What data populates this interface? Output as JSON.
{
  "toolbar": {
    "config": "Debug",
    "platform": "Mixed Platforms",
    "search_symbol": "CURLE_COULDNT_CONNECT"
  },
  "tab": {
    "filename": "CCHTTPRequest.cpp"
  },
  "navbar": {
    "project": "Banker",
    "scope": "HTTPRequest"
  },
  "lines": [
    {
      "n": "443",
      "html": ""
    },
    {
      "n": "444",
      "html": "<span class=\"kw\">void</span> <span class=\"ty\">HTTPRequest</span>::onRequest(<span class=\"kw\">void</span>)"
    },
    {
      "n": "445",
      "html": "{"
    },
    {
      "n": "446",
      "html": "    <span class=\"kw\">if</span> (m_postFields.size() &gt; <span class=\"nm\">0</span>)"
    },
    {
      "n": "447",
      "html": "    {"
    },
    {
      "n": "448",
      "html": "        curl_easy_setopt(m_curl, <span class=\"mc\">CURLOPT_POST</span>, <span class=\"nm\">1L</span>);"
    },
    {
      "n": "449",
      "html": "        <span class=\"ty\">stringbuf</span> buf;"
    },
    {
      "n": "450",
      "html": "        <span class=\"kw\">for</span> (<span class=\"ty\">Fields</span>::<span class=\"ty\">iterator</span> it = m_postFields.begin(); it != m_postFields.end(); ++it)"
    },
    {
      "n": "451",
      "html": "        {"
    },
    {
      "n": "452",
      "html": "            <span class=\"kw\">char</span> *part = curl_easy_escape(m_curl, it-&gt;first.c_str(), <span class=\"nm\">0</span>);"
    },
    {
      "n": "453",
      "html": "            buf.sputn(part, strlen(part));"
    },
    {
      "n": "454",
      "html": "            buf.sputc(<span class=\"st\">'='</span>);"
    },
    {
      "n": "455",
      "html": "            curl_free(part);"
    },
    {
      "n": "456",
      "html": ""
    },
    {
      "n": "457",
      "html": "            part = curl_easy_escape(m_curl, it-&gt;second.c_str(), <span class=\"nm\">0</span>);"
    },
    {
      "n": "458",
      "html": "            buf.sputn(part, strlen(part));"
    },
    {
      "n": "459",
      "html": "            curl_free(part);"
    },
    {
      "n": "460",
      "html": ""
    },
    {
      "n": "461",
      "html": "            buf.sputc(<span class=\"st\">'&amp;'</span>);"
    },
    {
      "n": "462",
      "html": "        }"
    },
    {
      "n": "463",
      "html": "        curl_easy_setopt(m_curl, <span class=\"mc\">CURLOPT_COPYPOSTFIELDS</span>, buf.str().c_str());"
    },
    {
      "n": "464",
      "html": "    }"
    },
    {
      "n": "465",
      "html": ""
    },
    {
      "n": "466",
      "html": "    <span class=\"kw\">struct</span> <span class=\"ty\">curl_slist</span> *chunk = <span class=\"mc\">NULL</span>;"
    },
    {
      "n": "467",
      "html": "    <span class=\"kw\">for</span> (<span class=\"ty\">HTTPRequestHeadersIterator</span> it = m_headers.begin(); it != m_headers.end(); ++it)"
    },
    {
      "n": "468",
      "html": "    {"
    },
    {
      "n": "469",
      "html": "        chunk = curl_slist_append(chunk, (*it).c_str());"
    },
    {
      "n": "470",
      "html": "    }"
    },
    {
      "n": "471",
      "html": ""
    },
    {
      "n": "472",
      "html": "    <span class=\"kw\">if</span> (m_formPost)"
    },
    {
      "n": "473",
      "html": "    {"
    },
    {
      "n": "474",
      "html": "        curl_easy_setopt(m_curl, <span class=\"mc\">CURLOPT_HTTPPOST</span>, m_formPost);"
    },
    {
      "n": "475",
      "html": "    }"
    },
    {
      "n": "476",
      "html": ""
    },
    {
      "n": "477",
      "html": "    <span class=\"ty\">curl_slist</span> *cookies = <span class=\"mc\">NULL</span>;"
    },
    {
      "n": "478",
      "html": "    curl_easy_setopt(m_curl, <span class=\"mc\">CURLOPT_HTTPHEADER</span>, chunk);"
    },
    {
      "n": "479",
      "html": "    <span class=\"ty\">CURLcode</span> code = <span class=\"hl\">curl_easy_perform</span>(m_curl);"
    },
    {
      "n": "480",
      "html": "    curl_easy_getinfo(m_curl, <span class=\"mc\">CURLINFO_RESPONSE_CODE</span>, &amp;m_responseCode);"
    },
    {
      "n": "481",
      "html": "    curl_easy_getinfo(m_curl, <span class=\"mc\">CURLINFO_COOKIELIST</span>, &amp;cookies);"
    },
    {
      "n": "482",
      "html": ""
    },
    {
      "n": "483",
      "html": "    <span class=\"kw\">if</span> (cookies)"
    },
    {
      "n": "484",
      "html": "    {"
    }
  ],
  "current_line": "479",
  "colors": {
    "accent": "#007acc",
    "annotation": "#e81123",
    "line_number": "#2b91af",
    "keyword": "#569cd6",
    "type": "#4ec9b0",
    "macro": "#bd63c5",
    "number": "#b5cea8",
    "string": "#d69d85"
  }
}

::::::::

Extract all the material, leaving every line as it is.

§ **COMPLETED TASK**:
What data populates this interface? Output as JSON.
{
  "toolbar": {
    "config": "Debug",
    "platform": "Mixed Platforms",
    "search_symbol": "CURLE_COULDNT_CONNECT"
  },
  "tab": {
    "filename": "CCHTTPRequest.cpp"
  },
  "navbar": {
    "project": "Banker",
    "scope": "HTTPRequest"
  },
  "lines": [
    {
      "n": "443",
      "html": ""
    },
    {
      "n": "444",
      "html": "<span class=\"kw\">void</span> <span class=\"ty\">HTTPRequest</span>::onRequest(<span class=\"kw\">void</span>)"
    },
    {
      "n": "445",
      "html": "{"
    },
    {
      "n": "446",
      "html": "    <span class=\"kw\">if</span> (m_postFields.size() &gt; <span class=\"nm\">0</span>)"
    },
    {
      "n": "447",
      "html": "    {"
    },
    {
      "n": "448",
      "html": "        curl_easy_setopt(m_curl, <span class=\"mc\">CURLOPT_POST</span>, <span class=\"nm\">1L</span>);"
    },
    {
      "n": "449",
      "html": "        <span class=\"ty\">stringbuf</span> buf;"
    },
    {
      "n": "450",
      "html": "        <span class=\"kw\">for</span> (<span class=\"ty\">Fields</span>::<span class=\"ty\">iterator</span> it = m_postFields.begin(); it != m_postFields.end(); ++it)"
    },
    {
      "n": "451",
      "html": "        {"
    },
    {
      "n": "452",
      "html": "            <span class=\"kw\">char</span> *part = curl_easy_escape(m_curl, it-&gt;first.c_str(), <span class=\"nm\">0</span>);"
    },
    {
      "n": "453",
      "html": "            buf.sputn(part, strlen(part));"
    },
    {
      "n": "454",
      "html": "            buf.sputc(<span class=\"st\">'='</span>);"
    },
    {
      "n": "455",
      "html": "            curl_free(part);"
    },
    {
      "n": "456",
      "html": ""
    },
    {
      "n": "457",
      "html": "            part = curl_easy_escape(m_curl, it-&gt;second.c_str(), <span class=\"nm\">0</span>);"
    },
    {
      "n": "458",
      "html": "            buf.sputn(part, strlen(part));"
    },
    {
      "n": "459",
      "html": "            curl_free(part);"
    },
    {
      "n": "460",
      "html": ""
    },
    {
      "n": "461",
      "html": "            buf.sputc(<span class=\"st\">'&amp;'</span>);"
    },
    {
      "n": "462",
      "html": "        }"
    },
    {
      "n": "463",
      "html": "        curl_easy_setopt(m_curl, <span class=\"mc\">CURLOPT_COPYPOSTFIELDS</span>, buf.str().c_str());"
    },
    {
      "n": "464",
      "html": "    }"
    },
    {
      "n": "465",
      "html": ""
    },
    {
      "n": "466",
      "html": "    <span class=\"kw\">struct</span> <span class=\"ty\">curl_slist</span> *chunk = <span class=\"mc\">NULL</span>;"
    },
    {
      "n": "467",
      "html": "    <span class=\"kw\">for</span> (<span class=\"ty\">HTTPRequestHeadersIterator</span> it = m_headers.begin(); it != m_headers.end(); ++it)"
    },
    {
      "n": "468",
      "html": "    {"
    },
    {
      "n": "469",
      "html": "        chunk = curl_slist_append(chunk, (*it).c_str());"
    },
    {
      "n": "470",
      "html": "    }"
    },
    {
      "n": "471",
      "html": ""
    },
    {
      "n": "472",
      "html": "    <span class=\"kw\">if</span> (m_formPost)"
    },
    {
      "n": "473",
      "html": "    {"
    },
    {
      "n": "474",
      "html": "        curl_easy_setopt(m_curl, <span class=\"mc\">CURLOPT_HTTPPOST</span>, m_formPost);"
    },
    {
      "n": "475",
      "html": "    }"
    },
    {
      "n": "476",
      "html": ""
    },
    {
      "n": "477",
      "html": "    <span class=\"ty\">curl_slist</span> *cookies = <span class=\"mc\">NULL</span>;"
    },
    {
      "n": "478",
      "html": "    curl_easy_setopt(m_curl, <span class=\"mc\">CURLOPT_HTTPHEADER</span>, chunk);"
    },
    {
      "n": "479",
      "html": "    <span class=\"ty\">CURLcode</span> code = <span class=\"hl\">curl_easy_perform</span>(m_curl);"
    },
    {
      "n": "480",
      "html": "    curl_easy_getinfo(m_curl, <span class=\"mc\">CURLINFO_RESPONSE_CODE</span>, &amp;m_responseCode);"
    },
    {
      "n": "481",
      "html": "    curl_easy_getinfo(m_curl, <span class=\"mc\">CURLINFO_COOKIELIST</span>, &amp;cookies);"
    },
    {
      "n": "482",
      "html": ""
    },
    {
      "n": "483",
      "html": "    <span class=\"kw\">if</span> (cookies)"
    },
    {
      "n": "484",
      "html": "    {"
    }
  ],
  "current_line": "479",
  "colors": {
    "accent": "#007acc",
    "annotation": "#e81123",
    "line_number": "#2b91af",
    "keyword": "#569cd6",
    "type": "#4ec9b0",
    "macro": "#bd63c5",
    "number": "#b5cea8",
    "string": "#d69d85"
  }
}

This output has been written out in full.